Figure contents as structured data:
++++++++
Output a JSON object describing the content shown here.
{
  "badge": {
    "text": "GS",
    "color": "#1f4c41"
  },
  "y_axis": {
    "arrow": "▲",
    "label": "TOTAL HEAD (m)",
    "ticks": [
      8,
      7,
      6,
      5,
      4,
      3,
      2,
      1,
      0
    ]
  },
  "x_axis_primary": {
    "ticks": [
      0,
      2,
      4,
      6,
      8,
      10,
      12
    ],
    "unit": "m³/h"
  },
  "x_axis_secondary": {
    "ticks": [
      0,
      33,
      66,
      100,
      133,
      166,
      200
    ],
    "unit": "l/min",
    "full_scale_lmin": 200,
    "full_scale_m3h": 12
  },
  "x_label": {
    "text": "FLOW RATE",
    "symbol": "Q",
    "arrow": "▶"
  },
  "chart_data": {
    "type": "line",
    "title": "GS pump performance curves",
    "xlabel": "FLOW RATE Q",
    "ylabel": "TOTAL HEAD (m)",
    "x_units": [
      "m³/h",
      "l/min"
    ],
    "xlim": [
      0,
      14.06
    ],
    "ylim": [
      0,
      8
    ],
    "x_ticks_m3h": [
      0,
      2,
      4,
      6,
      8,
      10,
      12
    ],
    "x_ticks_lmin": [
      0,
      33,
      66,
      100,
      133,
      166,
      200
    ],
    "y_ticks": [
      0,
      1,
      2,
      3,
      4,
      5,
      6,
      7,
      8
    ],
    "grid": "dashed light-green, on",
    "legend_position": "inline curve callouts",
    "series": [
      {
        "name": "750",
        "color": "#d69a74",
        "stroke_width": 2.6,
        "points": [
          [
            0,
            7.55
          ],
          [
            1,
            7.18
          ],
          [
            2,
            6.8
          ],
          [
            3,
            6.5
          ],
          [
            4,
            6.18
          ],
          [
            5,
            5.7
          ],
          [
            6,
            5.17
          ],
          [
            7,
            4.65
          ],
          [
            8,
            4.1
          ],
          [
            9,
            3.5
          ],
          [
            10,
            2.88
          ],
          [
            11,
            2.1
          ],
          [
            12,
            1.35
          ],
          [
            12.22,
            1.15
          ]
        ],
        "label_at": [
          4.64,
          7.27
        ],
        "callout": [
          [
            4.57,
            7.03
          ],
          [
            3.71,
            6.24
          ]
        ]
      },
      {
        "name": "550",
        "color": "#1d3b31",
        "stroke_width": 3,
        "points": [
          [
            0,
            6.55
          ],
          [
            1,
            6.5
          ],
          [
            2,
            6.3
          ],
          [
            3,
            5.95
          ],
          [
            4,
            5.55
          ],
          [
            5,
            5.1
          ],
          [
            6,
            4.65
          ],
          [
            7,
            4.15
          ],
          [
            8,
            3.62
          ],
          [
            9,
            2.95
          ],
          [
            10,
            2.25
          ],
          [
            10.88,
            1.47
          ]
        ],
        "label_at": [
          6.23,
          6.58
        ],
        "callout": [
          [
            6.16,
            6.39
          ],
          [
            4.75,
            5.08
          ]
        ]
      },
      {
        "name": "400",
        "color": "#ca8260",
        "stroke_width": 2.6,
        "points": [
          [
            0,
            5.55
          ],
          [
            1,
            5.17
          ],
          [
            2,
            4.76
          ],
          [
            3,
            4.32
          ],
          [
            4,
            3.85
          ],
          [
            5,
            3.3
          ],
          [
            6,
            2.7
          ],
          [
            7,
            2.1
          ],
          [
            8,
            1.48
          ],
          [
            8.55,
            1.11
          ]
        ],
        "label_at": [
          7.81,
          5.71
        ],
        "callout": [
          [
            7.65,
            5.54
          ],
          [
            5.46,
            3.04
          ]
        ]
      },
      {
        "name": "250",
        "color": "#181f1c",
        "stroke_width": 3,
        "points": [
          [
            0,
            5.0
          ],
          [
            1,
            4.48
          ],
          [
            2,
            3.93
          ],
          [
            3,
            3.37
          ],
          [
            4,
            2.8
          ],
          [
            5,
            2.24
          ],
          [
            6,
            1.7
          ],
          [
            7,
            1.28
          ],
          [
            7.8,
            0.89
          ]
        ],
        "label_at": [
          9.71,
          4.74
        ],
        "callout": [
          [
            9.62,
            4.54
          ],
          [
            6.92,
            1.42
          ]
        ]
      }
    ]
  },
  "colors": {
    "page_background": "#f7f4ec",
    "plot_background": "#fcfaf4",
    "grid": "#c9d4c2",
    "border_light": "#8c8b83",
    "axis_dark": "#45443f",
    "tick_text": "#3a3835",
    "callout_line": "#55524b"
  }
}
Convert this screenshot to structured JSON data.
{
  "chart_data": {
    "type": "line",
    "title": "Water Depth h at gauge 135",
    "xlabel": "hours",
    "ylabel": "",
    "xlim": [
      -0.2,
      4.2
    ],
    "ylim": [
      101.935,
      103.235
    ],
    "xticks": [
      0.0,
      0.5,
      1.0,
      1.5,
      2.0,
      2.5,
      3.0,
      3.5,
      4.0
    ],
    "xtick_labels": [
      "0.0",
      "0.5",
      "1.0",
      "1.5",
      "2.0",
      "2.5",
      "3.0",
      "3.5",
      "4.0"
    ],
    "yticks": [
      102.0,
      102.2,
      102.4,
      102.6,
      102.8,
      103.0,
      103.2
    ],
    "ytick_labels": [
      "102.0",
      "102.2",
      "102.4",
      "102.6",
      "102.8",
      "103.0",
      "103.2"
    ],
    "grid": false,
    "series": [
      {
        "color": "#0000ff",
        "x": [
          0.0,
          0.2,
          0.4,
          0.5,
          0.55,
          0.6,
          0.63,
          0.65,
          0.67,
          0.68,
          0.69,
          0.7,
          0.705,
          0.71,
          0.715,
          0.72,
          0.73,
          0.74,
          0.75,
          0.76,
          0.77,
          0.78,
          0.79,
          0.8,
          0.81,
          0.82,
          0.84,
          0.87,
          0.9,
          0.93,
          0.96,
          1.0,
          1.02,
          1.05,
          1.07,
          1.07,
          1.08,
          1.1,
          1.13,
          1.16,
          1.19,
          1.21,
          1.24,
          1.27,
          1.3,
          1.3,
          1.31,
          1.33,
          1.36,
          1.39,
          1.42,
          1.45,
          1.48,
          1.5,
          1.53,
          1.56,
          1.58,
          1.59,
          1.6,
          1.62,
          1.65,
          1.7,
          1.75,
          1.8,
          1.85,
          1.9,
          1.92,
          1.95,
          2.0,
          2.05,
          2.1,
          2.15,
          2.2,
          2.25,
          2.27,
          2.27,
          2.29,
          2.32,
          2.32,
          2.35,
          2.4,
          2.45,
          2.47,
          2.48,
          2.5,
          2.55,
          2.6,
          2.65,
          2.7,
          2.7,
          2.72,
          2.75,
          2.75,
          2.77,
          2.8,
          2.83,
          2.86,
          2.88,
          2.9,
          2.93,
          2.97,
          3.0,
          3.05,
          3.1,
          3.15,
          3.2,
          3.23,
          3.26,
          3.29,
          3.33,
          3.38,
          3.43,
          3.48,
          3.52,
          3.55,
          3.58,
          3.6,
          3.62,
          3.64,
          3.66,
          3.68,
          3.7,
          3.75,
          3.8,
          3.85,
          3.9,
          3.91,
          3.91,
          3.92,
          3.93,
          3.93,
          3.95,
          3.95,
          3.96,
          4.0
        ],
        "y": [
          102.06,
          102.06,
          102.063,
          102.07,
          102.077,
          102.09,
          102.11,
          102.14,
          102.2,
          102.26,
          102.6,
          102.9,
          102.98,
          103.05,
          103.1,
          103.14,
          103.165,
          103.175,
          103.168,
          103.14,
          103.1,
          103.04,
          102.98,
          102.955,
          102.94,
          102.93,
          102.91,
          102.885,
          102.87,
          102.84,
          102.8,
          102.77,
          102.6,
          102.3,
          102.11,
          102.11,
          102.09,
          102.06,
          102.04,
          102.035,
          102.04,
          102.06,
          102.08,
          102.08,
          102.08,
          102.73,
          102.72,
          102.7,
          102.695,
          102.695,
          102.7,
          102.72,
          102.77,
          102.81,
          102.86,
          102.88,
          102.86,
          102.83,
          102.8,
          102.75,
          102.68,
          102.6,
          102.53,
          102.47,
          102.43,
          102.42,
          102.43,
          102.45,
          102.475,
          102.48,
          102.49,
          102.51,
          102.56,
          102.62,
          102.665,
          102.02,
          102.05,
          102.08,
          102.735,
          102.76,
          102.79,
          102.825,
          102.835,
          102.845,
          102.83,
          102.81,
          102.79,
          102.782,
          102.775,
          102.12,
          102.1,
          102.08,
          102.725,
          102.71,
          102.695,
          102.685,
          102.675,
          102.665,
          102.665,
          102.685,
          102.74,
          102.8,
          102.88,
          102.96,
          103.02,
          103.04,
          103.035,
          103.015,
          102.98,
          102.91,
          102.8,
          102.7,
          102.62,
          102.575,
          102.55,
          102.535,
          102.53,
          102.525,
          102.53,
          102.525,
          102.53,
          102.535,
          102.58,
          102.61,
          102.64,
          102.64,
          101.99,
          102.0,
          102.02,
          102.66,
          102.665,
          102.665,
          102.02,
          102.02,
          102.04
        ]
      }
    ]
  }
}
++++++++
Directive ▸ Scan the lines for the string "TOTAL". Copy out each line that matches.

Exercise answer ▸
    "label": "TOTAL HEAD (m)",
    "ylabel": "TOTAL HEAD (m)",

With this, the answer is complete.